Aim of the exercise:
Look through the material and copy each line holding "enero".

======== Material ========

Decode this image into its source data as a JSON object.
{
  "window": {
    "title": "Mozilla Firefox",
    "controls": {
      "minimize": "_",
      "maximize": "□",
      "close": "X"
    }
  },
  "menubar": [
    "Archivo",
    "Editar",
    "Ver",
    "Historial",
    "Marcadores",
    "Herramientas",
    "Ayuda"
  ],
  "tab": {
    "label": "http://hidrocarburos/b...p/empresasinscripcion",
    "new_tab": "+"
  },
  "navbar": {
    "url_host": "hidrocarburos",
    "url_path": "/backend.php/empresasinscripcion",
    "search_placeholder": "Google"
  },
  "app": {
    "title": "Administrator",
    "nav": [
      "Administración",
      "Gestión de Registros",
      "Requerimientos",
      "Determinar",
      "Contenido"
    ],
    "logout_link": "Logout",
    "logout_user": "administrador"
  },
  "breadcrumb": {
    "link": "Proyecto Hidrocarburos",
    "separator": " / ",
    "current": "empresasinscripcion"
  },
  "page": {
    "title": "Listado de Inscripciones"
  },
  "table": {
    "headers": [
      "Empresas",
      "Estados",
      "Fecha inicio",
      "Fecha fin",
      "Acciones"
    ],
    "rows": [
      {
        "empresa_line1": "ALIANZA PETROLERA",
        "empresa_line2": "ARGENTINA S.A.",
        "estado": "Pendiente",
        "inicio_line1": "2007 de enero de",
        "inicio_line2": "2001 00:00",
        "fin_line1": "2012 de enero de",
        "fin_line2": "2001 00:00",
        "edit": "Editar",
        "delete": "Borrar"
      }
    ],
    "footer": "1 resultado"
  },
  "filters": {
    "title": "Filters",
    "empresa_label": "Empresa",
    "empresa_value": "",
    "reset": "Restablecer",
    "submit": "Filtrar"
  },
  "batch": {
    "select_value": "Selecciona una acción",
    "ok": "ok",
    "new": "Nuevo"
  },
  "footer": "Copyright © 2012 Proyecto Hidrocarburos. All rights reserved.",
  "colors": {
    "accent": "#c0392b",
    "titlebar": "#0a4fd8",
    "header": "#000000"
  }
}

========

Worked solution:
        "inicio_line1": "2007 de enero de",
        "fin_line1": "2012 de enero de",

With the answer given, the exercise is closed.